Items:
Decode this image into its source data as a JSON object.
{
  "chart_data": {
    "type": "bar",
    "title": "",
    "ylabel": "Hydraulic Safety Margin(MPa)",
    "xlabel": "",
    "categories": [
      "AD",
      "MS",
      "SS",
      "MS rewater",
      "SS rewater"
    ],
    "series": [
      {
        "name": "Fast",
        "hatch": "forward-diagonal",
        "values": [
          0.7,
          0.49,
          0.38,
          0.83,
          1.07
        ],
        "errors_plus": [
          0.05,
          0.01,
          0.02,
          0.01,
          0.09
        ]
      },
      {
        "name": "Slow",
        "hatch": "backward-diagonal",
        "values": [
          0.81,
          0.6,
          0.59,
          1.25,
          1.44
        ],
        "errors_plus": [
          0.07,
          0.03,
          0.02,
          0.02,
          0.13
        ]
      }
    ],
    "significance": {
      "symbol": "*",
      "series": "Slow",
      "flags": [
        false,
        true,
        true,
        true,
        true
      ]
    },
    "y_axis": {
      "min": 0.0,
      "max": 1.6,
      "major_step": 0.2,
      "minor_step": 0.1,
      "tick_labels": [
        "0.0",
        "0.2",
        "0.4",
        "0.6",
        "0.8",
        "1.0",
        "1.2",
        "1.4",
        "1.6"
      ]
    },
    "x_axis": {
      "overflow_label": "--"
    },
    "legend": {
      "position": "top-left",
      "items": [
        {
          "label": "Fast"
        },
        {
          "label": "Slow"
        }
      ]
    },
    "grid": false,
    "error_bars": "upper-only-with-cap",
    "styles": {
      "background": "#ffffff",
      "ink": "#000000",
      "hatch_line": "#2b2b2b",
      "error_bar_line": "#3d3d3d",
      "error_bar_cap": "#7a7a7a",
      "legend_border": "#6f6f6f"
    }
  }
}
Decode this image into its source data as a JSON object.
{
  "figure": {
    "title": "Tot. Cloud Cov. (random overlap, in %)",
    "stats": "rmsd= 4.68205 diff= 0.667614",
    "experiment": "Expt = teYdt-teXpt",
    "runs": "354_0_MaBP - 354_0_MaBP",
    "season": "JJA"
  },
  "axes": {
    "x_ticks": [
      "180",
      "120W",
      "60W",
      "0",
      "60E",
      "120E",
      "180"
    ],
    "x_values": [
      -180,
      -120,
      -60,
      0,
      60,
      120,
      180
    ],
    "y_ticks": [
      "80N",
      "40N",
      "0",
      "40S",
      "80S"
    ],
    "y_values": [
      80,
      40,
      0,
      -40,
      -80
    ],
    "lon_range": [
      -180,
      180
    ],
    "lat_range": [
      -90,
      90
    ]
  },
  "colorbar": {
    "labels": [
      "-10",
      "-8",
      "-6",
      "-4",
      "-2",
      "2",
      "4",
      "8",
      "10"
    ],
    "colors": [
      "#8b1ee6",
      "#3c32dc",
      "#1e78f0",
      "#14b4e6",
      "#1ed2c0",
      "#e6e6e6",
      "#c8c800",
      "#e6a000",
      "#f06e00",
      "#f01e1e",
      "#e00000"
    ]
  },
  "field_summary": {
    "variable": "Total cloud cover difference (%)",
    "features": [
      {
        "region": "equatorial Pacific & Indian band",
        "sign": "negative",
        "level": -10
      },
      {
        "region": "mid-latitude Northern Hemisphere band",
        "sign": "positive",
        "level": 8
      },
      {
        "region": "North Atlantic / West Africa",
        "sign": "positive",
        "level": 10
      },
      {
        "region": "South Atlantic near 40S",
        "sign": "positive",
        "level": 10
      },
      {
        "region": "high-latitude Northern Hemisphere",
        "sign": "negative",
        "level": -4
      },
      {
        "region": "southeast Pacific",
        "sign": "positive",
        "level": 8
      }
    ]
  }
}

Directive: Extract all of the data shown above and repeat it verbatim.

Result below:
Decode this image into its source data as a JSON object.
{
  "chart_data": {
    "type": "bar",
    "title": "",
    "ylabel": "Hydraulic Safety Margin(MPa)",
    "xlabel": "",
    "categories": [
      "AD",
      "MS",
      "SS",
      "MS rewater",
      "SS rewater"
    ],
    "series": [
      {
        "name": "Fast",
        "hatch": "forward-diagonal",
        "values": [
          0.7,
          0.49,
          0.38,
          0.83,
          1.07
        ],
        "errors_plus": [
          0.05,
          0.01,
          0.02,
          0.01,
          0.09
        ]
      },
      {
        "name": "Slow",
        "hatch": "backward-diagonal",
        "values": [
          0.81,
          0.6,
          0.59,
          1.25,
          1.44
        ],
        "errors_plus": [
          0.07,
          0.03,
          0.02,
          0.02,
          0.13
        ]
      }
    ],
    "significance": {
      "symbol": "*",
      "series": "Slow",
      "flags": [
        false,
        true,
        true,
        true,
        true
      ]
    },
    "y_axis": {
      "min": 0.0,
      "max": 1.6,
      "major_step": 0.2,
      "minor_step": 0.1,
      "tick_labels": [
        "0.0",
        "0.2",
        "0.4",
        "0.6",
        "0.8",
        "1.0",
        "1.2",
        "1.4",
        "1.6"
      ]
    },
    "x_axis": {
      "overflow_label": "--"
    },
    "legend": {
      "position": "top-left",
      "items": [
        {
          "label": "Fast"
        },
        {
          "label": "Slow"
        }
      ]
    },
    "grid": false,
    "error_bars": "upper-only-with-cap",
    "styles": {
      "background": "#ffffff",
      "ink": "#000000",
      "hatch_line": "#2b2b2b",
      "error_bar_line": "#3d3d3d",
      "error_bar_cap": "#7a7a7a",
      "legend_border": "#6f6f6f"
    }
  }
}
Decode this image into its source data as a JSON object.
{
  "figure": {
    "title": "Tot. Cloud Cov. (random overlap, in %)",
    "stats": "rmsd= 4.68205 diff= 0.667614",
    "experiment": "Expt = teYdt-teXpt",
    "runs": "354_0_MaBP - 354_0_MaBP",
    "season": "JJA"
  },
  "axes": {
    "x_ticks": [
      "180",
      "120W",
      "60W",
      "0",
      "60E",
      "120E",
      "180"
    ],
    "x_values": [
      -180,
      -120,
      -60,
      0,
      60,
      120,
      180
    ],
    "y_ticks": [
      "80N",
      "40N",
      "0",
      "40S",
      "80S"
    ],
    "y_values": [
      80,
      40,
      0,
      -40,
      -80
    ],
    "lon_range": [
      -180,
      180
    ],
    "lat_range": [
      -90,
      90
    ]
  },
  "colorbar": {
    "labels": [
      "-10",
      "-8",
      "-6",
      "-4",
      "-2",
      "2",
      "4",
      "8",
      "10"
    ],
    "colors": [
      "#8b1ee6",
      "#3c32dc",
      "#1e78f0",
      "#14b4e6",
      "#1ed2c0",
      "#e6e6e6",
      "#c8c800",
      "#e6a000",
      "#f06e00",
      "#f01e1e",
      "#e00000"
    ]
  },
  "field_summary": {
    "variable": "Total cloud cover difference (%)",
    "features": [
      {
        "region": "equatorial Pacific & Indian band",
        "sign": "negative",
        "level": -10
      },
      {
        "region": "mid-latitude Northern Hemisphere band",
        "sign": "positive",
        "level": 8
      },
      {
        "region": "North Atlantic / West Africa",
        "sign": "positive",
        "level": 10
      },
      {
        "region": "South Atlantic near 40S",
        "sign": "positive",
        "level": 10
      },
      {
        "region": "high-latitude Northern Hemisphere",
        "sign": "negative",
        "level": -4
      },
      {
        "region": "southeast Pacific",
        "sign": "positive",
        "level": 8
      }
    ]
  }
}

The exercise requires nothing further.